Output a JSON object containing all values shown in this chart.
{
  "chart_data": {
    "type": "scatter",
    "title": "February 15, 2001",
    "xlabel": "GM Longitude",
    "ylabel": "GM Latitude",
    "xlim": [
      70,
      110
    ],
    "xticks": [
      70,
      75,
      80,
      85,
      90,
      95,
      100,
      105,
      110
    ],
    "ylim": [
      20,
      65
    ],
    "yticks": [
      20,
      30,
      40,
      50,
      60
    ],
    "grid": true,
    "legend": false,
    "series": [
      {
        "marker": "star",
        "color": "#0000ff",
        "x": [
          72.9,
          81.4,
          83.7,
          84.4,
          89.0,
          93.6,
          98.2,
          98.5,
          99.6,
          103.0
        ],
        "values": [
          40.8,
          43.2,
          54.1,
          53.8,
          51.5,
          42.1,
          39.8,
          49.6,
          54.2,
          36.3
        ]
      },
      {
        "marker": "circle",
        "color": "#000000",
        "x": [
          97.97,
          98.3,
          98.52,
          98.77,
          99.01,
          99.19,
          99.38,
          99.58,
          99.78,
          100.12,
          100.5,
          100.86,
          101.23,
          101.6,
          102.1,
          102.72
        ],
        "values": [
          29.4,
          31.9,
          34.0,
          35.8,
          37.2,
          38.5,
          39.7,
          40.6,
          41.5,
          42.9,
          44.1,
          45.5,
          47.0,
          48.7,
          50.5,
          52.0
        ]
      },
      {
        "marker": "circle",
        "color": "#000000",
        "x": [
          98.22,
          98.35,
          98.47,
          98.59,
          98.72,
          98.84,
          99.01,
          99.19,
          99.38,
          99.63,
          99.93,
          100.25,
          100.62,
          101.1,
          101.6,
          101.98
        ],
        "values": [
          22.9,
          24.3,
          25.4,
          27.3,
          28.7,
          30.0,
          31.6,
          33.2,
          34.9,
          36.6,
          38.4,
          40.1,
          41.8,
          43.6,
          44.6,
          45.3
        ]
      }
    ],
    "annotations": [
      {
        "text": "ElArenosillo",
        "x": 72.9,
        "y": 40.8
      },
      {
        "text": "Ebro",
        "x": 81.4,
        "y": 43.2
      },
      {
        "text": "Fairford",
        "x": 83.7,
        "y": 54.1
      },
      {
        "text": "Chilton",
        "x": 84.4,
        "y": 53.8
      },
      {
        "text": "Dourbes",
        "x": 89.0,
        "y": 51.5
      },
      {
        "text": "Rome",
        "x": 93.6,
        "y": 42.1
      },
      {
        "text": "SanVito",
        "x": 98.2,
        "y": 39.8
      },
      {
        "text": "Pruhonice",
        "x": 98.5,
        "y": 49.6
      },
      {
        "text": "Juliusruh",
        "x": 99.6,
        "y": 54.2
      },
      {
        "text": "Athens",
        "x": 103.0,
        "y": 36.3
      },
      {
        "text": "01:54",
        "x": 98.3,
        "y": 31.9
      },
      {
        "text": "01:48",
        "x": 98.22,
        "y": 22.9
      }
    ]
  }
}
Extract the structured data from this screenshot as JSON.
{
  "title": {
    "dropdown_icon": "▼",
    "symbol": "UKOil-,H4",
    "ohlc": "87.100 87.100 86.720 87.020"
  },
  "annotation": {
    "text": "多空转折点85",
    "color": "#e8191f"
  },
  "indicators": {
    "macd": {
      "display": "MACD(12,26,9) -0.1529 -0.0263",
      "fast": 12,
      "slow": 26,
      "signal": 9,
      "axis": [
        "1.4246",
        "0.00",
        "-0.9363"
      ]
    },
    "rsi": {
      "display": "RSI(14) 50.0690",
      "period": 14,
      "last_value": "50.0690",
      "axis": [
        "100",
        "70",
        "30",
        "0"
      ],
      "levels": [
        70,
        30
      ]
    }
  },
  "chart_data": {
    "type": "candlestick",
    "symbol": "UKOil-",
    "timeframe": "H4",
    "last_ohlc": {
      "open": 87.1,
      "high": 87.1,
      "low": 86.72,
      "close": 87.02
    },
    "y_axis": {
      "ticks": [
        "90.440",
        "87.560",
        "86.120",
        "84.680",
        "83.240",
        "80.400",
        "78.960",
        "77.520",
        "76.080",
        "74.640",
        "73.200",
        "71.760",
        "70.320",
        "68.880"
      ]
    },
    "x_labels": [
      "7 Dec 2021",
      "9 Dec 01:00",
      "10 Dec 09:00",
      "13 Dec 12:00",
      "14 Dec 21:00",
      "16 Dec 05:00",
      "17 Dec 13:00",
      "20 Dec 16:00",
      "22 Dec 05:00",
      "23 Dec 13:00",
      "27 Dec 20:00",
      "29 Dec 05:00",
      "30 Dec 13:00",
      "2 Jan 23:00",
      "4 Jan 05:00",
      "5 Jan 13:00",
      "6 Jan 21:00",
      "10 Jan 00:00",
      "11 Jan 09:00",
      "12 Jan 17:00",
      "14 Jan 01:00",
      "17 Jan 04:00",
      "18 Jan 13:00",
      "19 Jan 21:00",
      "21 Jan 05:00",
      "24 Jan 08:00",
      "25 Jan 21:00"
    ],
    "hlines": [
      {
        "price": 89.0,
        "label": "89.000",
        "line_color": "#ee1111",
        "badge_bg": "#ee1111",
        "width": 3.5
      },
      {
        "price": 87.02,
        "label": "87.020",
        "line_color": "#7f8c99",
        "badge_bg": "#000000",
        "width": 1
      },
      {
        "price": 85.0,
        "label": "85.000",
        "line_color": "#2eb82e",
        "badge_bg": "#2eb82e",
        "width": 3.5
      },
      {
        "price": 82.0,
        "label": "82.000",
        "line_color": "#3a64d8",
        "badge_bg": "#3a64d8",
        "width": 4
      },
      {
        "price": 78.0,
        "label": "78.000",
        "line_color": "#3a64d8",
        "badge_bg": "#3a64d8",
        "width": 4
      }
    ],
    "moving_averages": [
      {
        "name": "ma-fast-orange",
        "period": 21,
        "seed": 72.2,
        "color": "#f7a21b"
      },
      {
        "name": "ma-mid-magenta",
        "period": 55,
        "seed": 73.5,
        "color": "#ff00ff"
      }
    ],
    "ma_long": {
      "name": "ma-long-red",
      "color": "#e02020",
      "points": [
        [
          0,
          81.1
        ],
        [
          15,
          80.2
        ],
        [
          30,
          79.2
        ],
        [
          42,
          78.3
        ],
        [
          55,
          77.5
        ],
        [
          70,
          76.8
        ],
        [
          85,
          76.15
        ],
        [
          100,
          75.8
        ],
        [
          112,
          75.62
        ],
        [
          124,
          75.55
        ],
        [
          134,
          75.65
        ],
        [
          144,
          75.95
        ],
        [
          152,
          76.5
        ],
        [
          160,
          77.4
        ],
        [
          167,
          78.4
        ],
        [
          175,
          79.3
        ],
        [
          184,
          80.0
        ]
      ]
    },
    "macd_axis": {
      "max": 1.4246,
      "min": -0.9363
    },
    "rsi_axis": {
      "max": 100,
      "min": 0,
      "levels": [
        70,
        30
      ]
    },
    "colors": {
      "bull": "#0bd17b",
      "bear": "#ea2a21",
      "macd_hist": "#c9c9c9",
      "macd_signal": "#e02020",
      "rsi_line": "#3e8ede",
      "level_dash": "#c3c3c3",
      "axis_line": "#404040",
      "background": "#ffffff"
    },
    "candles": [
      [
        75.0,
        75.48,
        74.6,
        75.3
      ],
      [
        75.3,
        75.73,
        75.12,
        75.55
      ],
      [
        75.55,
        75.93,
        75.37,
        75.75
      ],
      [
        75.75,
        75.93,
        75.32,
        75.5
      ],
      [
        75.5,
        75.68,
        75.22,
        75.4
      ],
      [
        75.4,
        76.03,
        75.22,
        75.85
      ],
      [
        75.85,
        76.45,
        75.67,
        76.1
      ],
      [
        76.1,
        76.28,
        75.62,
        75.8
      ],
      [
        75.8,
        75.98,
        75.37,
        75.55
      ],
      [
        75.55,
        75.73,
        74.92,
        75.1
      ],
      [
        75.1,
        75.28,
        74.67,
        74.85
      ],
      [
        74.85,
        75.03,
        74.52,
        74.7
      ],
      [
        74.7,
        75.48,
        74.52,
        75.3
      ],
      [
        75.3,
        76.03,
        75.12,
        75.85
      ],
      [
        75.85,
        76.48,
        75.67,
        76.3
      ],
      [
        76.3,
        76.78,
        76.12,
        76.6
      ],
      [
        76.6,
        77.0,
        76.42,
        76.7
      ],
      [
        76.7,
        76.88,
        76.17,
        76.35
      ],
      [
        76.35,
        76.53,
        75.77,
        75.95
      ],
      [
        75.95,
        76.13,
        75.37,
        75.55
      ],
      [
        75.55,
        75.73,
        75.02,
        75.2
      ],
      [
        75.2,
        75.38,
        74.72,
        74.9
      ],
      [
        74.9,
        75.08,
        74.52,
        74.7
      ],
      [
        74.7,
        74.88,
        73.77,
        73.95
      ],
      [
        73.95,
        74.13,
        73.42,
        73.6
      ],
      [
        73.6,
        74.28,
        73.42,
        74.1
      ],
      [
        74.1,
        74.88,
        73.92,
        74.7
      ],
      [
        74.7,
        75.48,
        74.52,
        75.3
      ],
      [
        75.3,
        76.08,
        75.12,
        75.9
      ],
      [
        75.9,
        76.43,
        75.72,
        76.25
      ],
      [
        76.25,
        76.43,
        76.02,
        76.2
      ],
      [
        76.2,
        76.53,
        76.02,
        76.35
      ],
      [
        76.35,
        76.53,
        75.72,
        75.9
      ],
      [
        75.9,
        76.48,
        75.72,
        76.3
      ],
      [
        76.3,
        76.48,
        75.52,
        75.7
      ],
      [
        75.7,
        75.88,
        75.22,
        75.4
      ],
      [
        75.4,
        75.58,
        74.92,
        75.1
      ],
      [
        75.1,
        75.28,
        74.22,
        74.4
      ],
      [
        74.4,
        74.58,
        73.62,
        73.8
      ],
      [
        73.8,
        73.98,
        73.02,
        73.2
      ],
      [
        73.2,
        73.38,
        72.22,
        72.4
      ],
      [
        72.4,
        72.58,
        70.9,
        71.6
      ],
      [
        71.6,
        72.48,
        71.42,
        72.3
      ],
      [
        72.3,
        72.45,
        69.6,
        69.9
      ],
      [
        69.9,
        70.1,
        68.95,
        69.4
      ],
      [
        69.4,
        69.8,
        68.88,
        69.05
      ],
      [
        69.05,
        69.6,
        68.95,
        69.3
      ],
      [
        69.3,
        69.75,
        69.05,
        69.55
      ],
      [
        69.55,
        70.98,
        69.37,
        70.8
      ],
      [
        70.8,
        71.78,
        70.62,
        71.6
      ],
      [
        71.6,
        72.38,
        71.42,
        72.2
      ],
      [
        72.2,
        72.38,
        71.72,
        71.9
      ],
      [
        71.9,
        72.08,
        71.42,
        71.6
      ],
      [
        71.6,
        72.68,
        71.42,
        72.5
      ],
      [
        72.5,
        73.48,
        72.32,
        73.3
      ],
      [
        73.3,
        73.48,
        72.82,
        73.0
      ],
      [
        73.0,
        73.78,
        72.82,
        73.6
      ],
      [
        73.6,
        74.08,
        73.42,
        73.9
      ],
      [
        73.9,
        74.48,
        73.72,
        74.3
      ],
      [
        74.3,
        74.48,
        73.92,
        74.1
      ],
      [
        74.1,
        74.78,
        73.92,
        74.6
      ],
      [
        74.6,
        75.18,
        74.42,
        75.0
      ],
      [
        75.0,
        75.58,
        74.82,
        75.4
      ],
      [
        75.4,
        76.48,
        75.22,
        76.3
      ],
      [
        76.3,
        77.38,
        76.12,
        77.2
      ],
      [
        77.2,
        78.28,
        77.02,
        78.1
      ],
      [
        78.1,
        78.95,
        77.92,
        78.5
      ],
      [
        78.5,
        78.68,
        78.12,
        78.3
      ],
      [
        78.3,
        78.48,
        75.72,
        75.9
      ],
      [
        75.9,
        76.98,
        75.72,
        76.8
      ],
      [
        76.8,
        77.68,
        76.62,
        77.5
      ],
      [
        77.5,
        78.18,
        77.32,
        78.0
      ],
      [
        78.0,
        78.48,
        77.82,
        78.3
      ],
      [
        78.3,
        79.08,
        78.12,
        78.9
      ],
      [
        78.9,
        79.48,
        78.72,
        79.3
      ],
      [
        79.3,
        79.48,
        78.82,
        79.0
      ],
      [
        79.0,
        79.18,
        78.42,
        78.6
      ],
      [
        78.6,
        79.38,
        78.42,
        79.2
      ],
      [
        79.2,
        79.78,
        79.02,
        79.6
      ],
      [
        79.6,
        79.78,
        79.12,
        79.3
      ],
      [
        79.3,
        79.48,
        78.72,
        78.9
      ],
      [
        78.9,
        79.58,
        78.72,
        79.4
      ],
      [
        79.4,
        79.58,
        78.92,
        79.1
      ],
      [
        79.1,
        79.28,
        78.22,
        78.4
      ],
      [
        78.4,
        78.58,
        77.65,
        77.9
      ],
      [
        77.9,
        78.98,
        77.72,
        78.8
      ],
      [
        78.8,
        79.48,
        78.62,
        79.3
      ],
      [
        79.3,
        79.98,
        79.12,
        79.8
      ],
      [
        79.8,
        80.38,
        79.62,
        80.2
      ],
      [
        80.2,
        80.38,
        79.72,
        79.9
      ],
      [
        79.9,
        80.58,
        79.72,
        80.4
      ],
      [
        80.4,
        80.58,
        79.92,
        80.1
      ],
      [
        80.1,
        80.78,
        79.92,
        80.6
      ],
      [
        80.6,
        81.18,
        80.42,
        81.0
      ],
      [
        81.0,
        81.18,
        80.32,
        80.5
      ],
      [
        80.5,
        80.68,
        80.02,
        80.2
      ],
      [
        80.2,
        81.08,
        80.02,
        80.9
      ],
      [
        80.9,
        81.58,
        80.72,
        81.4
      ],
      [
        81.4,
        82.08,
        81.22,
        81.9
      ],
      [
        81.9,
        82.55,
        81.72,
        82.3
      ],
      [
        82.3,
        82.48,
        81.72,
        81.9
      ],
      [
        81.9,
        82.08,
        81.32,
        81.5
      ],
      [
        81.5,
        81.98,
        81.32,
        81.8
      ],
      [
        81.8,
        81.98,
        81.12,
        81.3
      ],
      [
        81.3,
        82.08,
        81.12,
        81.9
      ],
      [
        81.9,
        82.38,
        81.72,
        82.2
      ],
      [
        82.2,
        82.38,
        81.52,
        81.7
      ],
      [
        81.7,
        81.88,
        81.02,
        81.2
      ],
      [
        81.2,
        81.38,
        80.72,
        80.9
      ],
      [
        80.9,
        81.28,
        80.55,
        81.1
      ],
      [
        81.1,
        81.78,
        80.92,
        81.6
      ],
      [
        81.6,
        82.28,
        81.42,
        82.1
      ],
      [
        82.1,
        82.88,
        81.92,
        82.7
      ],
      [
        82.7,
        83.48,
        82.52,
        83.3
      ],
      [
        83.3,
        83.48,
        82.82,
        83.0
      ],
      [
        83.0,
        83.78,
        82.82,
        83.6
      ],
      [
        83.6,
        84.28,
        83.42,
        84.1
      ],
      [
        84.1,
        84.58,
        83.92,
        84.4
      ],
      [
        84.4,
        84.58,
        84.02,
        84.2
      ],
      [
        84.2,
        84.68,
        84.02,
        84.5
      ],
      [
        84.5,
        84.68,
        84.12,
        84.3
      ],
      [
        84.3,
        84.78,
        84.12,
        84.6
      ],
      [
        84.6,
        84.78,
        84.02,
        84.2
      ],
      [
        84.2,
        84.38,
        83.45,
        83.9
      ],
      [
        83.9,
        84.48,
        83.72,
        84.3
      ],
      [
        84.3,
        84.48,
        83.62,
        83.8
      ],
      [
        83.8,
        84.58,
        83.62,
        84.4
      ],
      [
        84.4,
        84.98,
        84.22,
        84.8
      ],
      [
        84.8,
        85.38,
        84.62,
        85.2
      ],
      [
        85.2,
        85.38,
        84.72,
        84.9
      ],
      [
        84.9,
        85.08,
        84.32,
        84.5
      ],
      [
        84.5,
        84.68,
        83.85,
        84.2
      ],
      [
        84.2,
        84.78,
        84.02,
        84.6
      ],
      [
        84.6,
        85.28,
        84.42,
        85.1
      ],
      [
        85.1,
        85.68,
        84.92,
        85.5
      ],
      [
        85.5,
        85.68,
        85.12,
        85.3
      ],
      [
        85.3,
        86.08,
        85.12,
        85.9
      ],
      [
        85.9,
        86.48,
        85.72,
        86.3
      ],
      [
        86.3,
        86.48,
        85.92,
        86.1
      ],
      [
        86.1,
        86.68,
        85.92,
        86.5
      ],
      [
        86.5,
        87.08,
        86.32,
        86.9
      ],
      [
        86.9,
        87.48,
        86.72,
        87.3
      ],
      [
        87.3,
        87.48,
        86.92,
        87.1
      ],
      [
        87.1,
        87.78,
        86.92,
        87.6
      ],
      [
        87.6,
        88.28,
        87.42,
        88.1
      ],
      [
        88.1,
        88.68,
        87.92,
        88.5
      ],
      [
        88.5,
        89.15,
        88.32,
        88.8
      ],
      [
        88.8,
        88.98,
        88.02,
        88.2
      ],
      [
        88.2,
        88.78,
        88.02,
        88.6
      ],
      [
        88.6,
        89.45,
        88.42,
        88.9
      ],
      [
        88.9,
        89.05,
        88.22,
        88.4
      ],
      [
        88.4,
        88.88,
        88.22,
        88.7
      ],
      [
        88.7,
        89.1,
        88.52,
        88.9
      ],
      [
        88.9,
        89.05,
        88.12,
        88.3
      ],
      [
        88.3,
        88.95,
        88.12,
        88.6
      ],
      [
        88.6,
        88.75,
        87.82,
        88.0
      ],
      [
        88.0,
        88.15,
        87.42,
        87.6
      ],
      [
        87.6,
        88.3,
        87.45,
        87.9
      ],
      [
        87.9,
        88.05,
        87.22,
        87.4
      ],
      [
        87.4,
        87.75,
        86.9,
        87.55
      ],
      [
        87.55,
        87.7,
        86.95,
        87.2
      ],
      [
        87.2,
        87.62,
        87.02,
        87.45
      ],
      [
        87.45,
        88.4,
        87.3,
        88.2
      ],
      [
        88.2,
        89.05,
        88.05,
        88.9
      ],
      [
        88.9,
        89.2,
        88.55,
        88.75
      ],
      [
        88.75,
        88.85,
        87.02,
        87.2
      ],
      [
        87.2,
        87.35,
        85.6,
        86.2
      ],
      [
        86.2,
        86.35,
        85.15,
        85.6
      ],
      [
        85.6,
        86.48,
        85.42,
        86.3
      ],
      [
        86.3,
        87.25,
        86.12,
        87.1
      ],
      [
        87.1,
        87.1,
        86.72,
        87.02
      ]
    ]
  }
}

****************

▶ [Problem details] Count the lines of the listing above that include the word "this" and state the total with nothing else.

▶ [Solution] 2